◆ **Directions for this task**:
Reproduce every record exactly as it appears, but not the pictures.

◆ **Entries**:

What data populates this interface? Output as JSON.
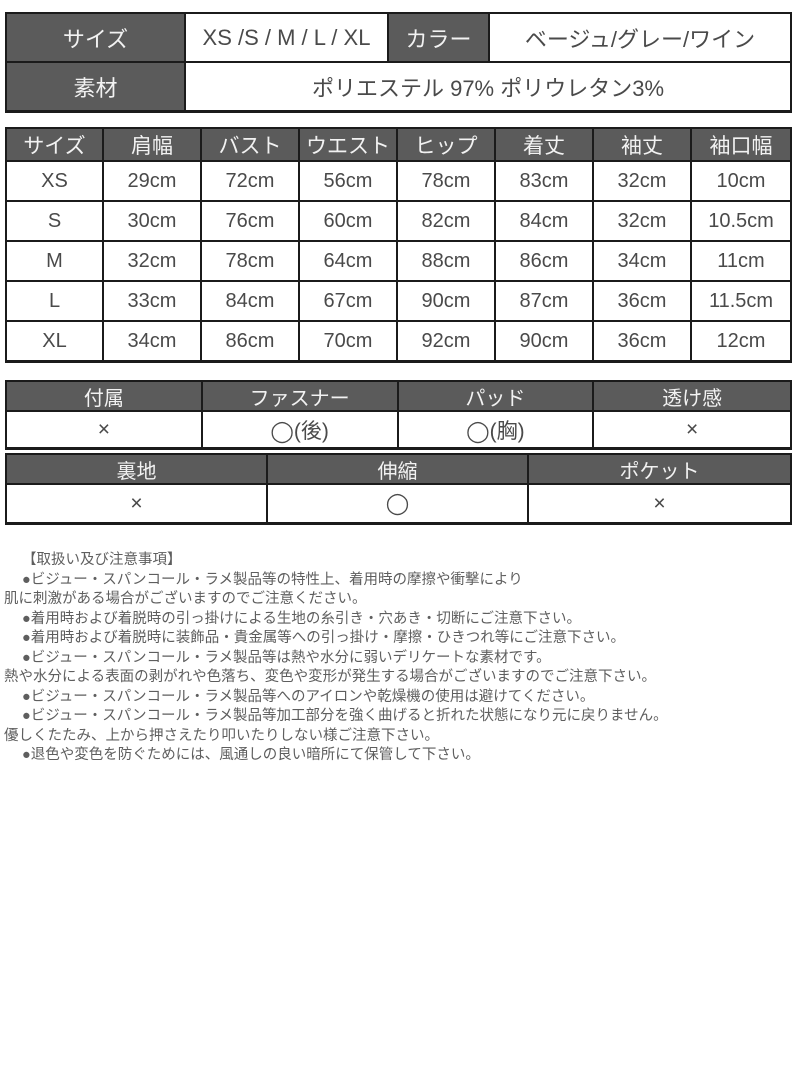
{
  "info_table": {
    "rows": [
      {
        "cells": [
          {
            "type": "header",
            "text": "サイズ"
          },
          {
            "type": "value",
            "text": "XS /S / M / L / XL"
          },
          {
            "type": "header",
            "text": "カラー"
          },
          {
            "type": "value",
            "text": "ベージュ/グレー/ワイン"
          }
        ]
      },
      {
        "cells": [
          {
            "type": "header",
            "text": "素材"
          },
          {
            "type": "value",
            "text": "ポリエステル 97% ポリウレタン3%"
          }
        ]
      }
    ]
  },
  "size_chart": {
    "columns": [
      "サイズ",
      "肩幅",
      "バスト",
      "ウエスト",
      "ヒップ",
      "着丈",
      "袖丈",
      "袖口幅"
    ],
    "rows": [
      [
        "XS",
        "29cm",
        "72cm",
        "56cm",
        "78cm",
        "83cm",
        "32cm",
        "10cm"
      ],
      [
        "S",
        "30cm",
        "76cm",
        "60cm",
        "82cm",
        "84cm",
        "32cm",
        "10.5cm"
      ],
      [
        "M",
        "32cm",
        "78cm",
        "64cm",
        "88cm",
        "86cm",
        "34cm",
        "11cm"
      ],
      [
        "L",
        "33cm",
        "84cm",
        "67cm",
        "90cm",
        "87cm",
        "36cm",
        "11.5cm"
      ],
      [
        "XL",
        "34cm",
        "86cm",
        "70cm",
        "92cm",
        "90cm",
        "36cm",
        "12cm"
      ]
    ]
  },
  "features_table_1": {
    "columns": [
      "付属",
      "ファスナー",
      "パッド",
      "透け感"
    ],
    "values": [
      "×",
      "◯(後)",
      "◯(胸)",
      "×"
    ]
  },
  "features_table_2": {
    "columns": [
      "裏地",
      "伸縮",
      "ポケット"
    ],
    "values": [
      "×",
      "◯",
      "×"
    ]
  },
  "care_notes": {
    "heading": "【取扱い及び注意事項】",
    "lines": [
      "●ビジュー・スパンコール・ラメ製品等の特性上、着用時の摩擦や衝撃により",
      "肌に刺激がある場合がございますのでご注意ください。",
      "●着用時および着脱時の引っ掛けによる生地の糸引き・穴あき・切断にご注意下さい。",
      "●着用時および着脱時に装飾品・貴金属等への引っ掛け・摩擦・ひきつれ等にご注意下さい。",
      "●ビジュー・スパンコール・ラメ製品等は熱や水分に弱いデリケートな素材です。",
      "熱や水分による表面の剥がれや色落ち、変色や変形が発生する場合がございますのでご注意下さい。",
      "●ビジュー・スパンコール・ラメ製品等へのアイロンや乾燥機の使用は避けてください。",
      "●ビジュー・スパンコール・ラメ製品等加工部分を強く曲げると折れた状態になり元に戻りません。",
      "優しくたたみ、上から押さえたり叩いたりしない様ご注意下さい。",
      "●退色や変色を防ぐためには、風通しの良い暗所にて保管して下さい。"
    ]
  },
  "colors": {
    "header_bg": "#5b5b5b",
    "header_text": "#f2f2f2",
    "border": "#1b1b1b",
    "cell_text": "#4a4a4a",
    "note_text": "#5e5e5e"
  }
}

◆ **In response**:
What data populates this interface? Output as JSON.
{
  "info_table": {
    "rows": [
      {
        "cells": [
          {
            "type": "header",
            "text": "サイズ"
          },
          {
            "type": "value",
            "text": "XS /S / M / L / XL"
          },
          {
            "type": "header",
            "text": "カラー"
          },
          {
            "type": "value",
            "text": "ベージュ/グレー/ワイン"
          }
        ]
      },
      {
        "cells": [
          {
            "type": "header",
            "text": "素材"
          },
          {
            "type": "value",
            "text": "ポリエステル 97% ポリウレタン3%"
          }
        ]
      }
    ]
  },
  "size_chart": {
    "columns": [
      "サイズ",
      "肩幅",
      "バスト",
      "ウエスト",
      "ヒップ",
      "着丈",
      "袖丈",
      "袖口幅"
    ],
    "rows": [
      [
        "XS",
        "29cm",
        "72cm",
        "56cm",
        "78cm",
        "83cm",
        "32cm",
        "10cm"
      ],
      [
        "S",
        "30cm",
        "76cm",
        "60cm",
        "82cm",
        "84cm",
        "32cm",
        "10.5cm"
      ],
      [
        "M",
        "32cm",
        "78cm",
        "64cm",
        "88cm",
        "86cm",
        "34cm",
        "11cm"
      ],
      [
        "L",
        "33cm",
        "84cm",
        "67cm",
        "90cm",
        "87cm",
        "36cm",
        "11.5cm"
      ],
      [
        "XL",
        "34cm",
        "86cm",
        "70cm",
        "92cm",
        "90cm",
        "36cm",
        "12cm"
      ]
    ]
  },
  "features_table_1": {
    "columns": [
      "付属",
      "ファスナー",
      "パッド",
      "透け感"
    ],
    "values": [
      "×",
      "◯(後)",
      "◯(胸)",
      "×"
    ]
  },
  "features_table_2": {
    "columns": [
      "裏地",
      "伸縮",
      "ポケット"
    ],
    "values": [
      "×",
      "◯",
      "×"
    ]
  },
  "care_notes": {
    "heading": "【取扱い及び注意事項】",
    "lines": [
      "●ビジュー・スパンコール・ラメ製品等の特性上、着用時の摩擦や衝撃により",
      "肌に刺激がある場合がございますのでご注意ください。",
      "●着用時および着脱時の引っ掛けによる生地の糸引き・穴あき・切断にご注意下さい。",
      "●着用時および着脱時に装飾品・貴金属等への引っ掛け・摩擦・ひきつれ等にご注意下さい。",
      "●ビジュー・スパンコール・ラメ製品等は熱や水分に弱いデリケートな素材です。",
      "熱や水分による表面の剥がれや色落ち、変色や変形が発生する場合がございますのでご注意下さい。",
      "●ビジュー・スパンコール・ラメ製品等へのアイロンや乾燥機の使用は避けてください。",
      "●ビジュー・スパンコール・ラメ製品等加工部分を強く曲げると折れた状態になり元に戻りません。",
      "優しくたたみ、上から押さえたり叩いたりしない様ご注意下さい。",
      "●退色や変色を防ぐためには、風通しの良い暗所にて保管して下さい。"
    ]
  },
  "colors": {
    "header_bg": "#5b5b5b",
    "header_text": "#f2f2f2",
    "border": "#1b1b1b",
    "cell_text": "#4a4a4a",
    "note_text": "#5e5e5e"
  }
}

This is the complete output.